WRITTEN TASK => From the entries that follow, gather each line holding the word "TRANSACTION".

WORKING DATA =>
▼

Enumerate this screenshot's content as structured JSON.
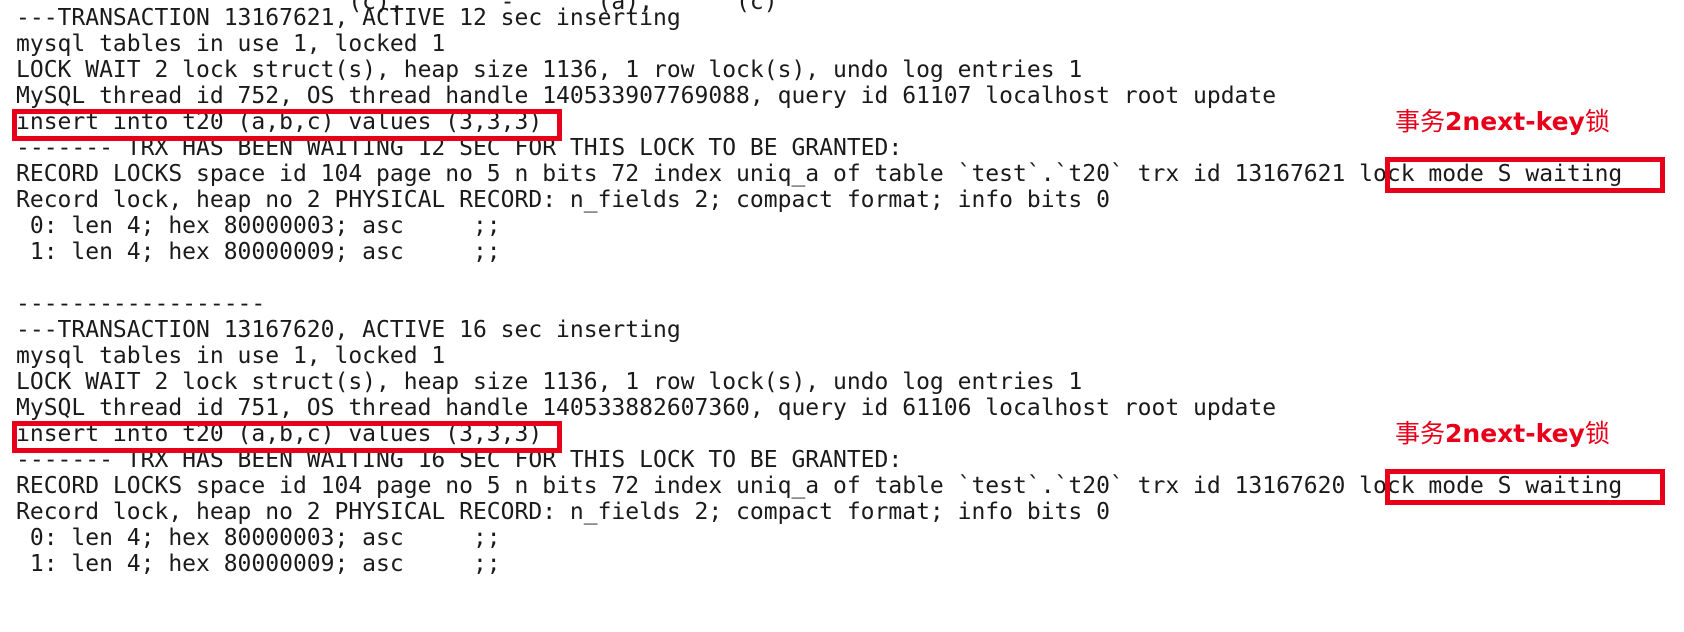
{
  "terminal": {
    "lines": {
      "l0": "                        (c),       -      (a),      (c)",
      "l1": "---TRANSACTION 13167621, ACTIVE 12 sec inserting",
      "l2": "mysql tables in use 1, locked 1",
      "l3": "LOCK WAIT 2 lock struct(s), heap size 1136, 1 row lock(s), undo log entries 1",
      "l4": "MySQL thread id 752, OS thread handle 140533907769088, query id 61107 localhost root update",
      "l5": "insert into t20 (a,b,c) values (3,3,3)",
      "l6": "------- TRX HAS BEEN WAITING 12 SEC FOR THIS LOCK TO BE GRANTED:",
      "l7": "RECORD LOCKS space id 104 page no 5 n bits 72 index uniq_a of table `test`.`t20` trx id 13167621 lock mode S waiting",
      "l8": "Record lock, heap no 2 PHYSICAL RECORD: n_fields 2; compact format; info bits 0",
      "l9": " 0: len 4; hex 80000003; asc     ;;",
      "l10": " 1: len 4; hex 80000009; asc     ;;",
      "l11": "",
      "l12": "------------------",
      "l13": "---TRANSACTION 13167620, ACTIVE 16 sec inserting",
      "l14": "mysql tables in use 1, locked 1",
      "l15": "LOCK WAIT 2 lock struct(s), heap size 1136, 1 row lock(s), undo log entries 1",
      "l16": "MySQL thread id 751, OS thread handle 140533882607360, query id 61106 localhost root update",
      "l17": "insert into t20 (a,b,c) values (3,3,3)",
      "l18": "------- TRX HAS BEEN WAITING 16 SEC FOR THIS LOCK TO BE GRANTED:",
      "l19": "RECORD LOCKS space id 104 page no 5 n bits 72 index uniq_a of table `test`.`t20` trx id 13167620 lock mode S waiting",
      "l20": "Record lock, heap no 2 PHYSICAL RECORD: n_fields 2; compact format; info bits 0",
      "l21": " 0: len 4; hex 80000003; asc     ;;",
      "l22": " 1: len 4; hex 80000009; asc     ;;"
    }
  },
  "annotations": {
    "note1": {
      "prefix": "事务",
      "bold": "2next-key",
      "suffix": "锁"
    },
    "note2": {
      "prefix": "事务",
      "bold": "2next-key",
      "suffix": "锁"
    },
    "highlight_color": "#e8001a"
  }
}
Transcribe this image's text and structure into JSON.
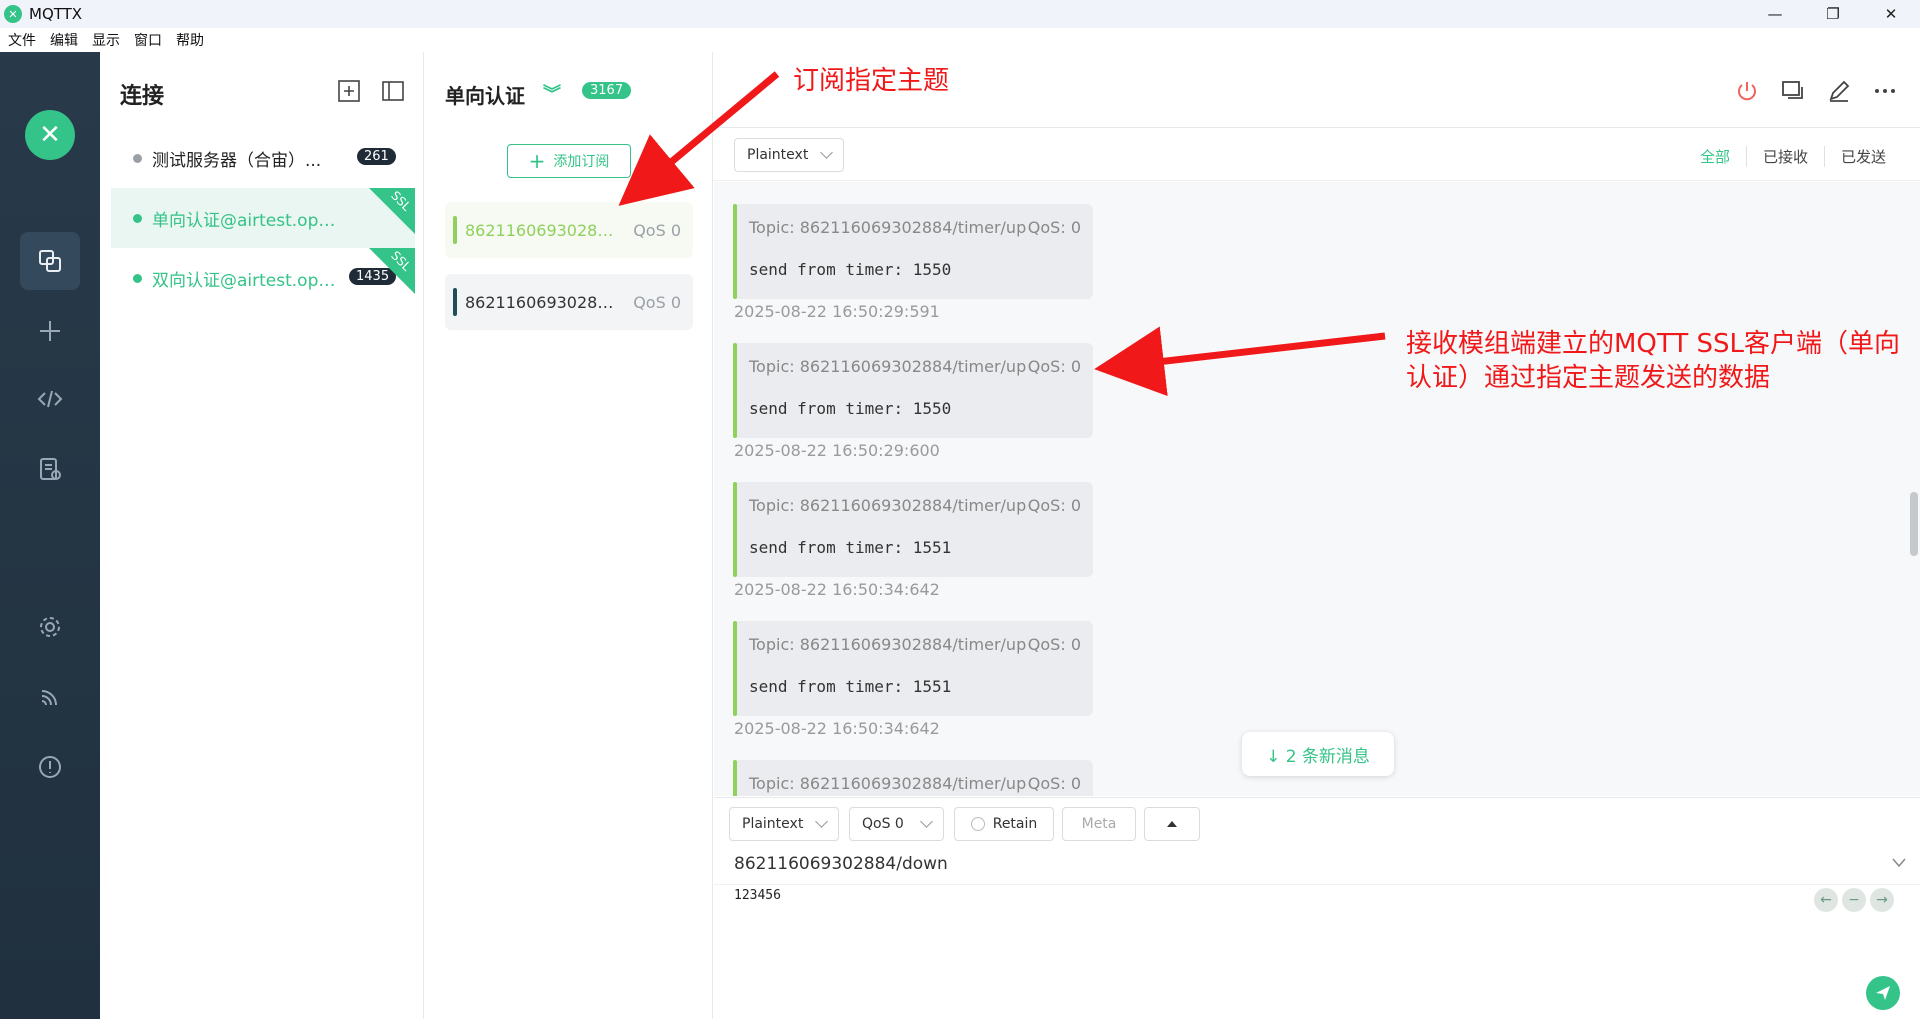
{
  "window": {
    "app_title": "MQTTX",
    "minimize": "—",
    "restore": "❐",
    "close": "✕"
  },
  "menu": [
    "文件",
    "编辑",
    "显示",
    "窗口",
    "帮助"
  ],
  "connections": {
    "title": "连接",
    "items": [
      {
        "name": "测试服务器（合宙）...",
        "badge": "261",
        "status_color": "#9aa0a6",
        "ssl": false,
        "active": false
      },
      {
        "name": "单向认证@airtest.ope...",
        "badge": "",
        "status_color": "#34c388",
        "ssl": true,
        "active": true
      },
      {
        "name": "双向认证@airtest.ope...",
        "badge": "1435",
        "status_color": "#34c388",
        "ssl": true,
        "active": false
      }
    ],
    "ssl_label": "SSL"
  },
  "subscriptions": {
    "connection_title": "单向认证",
    "message_count": "3167",
    "add_label": "添加订阅",
    "items": [
      {
        "topic": "86211606930288...",
        "qos": "QoS 0",
        "color": "#8fd15a",
        "active": true
      },
      {
        "topic": "86211606930288...",
        "qos": "QoS 0",
        "color": "#1f4e5a",
        "active": false
      }
    ]
  },
  "toolbar": {
    "format": "Plaintext",
    "filters": [
      "全部",
      "已接收",
      "已发送"
    ]
  },
  "messages": [
    {
      "topic": "Topic: 862116069302884/timer/up",
      "qos": "QoS: 0",
      "payload": "send from timer: 1550",
      "time": "2025-08-22 16:50:29:591"
    },
    {
      "topic": "Topic: 862116069302884/timer/up",
      "qos": "QoS: 0",
      "payload": "send from timer: 1550",
      "time": "2025-08-22 16:50:29:600"
    },
    {
      "topic": "Topic: 862116069302884/timer/up",
      "qos": "QoS: 0",
      "payload": "send from timer: 1551",
      "time": "2025-08-22 16:50:34:642"
    },
    {
      "topic": "Topic: 862116069302884/timer/up",
      "qos": "QoS: 0",
      "payload": "send from timer: 1551",
      "time": "2025-08-22 16:50:34:642"
    },
    {
      "topic": "Topic: 862116069302884/timer/up",
      "qos": "QoS: 0",
      "payload": "",
      "time": ""
    }
  ],
  "new_messages": "↓ 2 条新消息",
  "composer": {
    "format": "Plaintext",
    "qos": "QoS 0",
    "retain": "Retain",
    "meta": "Meta",
    "topic": "862116069302884/down",
    "payload": "123456"
  },
  "annotations": {
    "subscribe": "订阅指定主题",
    "receive": "接收模组端建立的MQTT SSL客户端（单向认证）通过指定主题发送的数据"
  },
  "colors": {
    "accent": "#34c388",
    "annotation": "#f01818",
    "sidebar": "#283a4a"
  }
}
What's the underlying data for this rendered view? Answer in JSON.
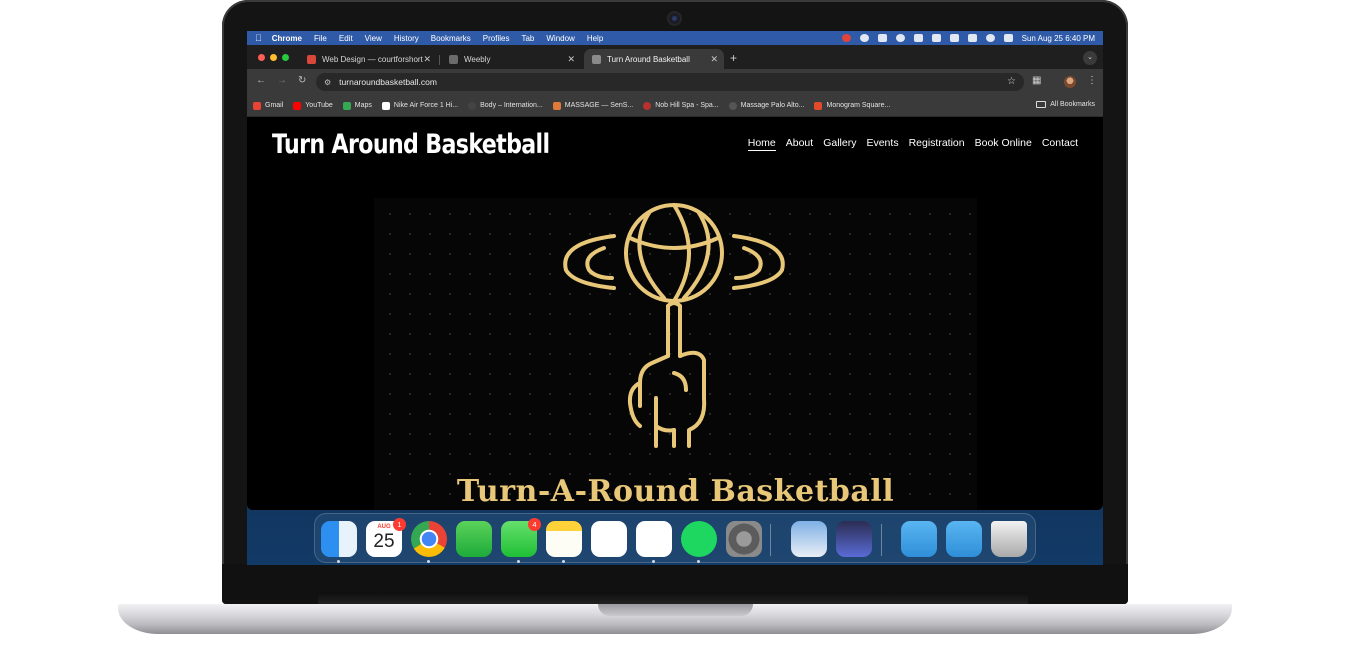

▲

SOLUTION =>
      "l1": "---TRANSACTION 13167621, ACTIVE 12 sec inserting",
      "l13": "---TRANSACTION 13167620, ACTIVE 16 sec inserting",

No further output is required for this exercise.